> _TASK DIRECTIONS_
Write only the number of lines in the records beneath that hold "text".

····················

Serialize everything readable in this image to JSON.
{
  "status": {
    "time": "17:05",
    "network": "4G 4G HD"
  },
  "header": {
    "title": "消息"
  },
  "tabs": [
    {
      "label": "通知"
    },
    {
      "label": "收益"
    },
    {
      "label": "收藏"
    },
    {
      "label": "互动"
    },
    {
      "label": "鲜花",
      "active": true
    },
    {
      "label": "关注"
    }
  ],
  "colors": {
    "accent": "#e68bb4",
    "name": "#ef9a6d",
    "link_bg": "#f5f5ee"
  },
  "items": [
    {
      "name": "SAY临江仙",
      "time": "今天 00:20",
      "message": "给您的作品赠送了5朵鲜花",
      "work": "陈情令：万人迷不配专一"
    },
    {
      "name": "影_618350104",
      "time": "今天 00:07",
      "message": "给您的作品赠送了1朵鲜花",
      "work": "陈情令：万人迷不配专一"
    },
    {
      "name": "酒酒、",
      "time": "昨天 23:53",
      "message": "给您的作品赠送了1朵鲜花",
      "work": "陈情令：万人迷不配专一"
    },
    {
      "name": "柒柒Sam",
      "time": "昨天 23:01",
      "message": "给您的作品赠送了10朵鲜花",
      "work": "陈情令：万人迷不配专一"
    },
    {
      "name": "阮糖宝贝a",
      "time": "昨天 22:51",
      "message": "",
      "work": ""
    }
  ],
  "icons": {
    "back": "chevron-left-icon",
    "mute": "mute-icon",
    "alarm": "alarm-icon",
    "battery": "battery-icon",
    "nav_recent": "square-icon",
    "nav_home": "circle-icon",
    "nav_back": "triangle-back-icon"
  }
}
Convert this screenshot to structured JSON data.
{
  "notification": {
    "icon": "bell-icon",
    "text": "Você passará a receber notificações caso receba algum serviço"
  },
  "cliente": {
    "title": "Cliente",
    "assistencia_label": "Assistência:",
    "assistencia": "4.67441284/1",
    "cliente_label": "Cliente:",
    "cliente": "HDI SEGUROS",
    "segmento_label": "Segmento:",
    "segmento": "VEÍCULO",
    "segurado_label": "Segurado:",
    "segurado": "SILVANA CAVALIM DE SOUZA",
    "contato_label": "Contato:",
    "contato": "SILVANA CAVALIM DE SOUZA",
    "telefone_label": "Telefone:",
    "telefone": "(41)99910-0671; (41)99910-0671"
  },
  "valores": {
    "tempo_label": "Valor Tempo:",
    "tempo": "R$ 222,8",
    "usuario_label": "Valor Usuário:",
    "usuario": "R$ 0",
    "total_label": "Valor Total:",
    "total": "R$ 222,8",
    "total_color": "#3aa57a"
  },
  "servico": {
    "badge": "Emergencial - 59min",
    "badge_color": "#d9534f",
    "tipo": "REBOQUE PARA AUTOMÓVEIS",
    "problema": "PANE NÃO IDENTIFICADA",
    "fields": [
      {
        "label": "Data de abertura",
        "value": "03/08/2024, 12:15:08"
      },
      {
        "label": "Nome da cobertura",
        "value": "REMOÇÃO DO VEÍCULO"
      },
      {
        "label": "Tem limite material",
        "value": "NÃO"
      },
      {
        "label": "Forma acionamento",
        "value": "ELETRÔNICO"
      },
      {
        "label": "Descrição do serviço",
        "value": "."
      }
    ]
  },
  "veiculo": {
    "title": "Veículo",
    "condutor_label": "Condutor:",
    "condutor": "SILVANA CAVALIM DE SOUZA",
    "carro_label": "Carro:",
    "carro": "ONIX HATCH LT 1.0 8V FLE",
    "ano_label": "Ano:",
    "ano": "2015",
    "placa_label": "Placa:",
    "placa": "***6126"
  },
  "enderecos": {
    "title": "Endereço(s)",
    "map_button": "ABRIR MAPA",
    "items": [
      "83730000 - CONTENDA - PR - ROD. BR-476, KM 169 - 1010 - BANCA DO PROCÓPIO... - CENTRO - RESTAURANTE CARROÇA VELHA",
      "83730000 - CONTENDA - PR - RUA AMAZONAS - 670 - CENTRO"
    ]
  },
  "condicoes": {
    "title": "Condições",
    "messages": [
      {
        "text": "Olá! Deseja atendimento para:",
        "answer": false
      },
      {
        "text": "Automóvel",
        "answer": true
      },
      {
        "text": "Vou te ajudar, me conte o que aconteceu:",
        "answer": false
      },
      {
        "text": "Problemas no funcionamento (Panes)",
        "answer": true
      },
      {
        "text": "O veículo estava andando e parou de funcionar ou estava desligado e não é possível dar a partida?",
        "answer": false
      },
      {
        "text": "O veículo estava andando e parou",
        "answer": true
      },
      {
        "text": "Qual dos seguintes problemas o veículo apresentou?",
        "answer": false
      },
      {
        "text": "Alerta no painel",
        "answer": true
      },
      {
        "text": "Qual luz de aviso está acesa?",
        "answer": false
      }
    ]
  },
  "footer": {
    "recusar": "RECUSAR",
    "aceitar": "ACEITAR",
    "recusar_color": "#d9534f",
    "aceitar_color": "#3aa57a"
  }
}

····················

> _RESULT FOR THIS TASK_
10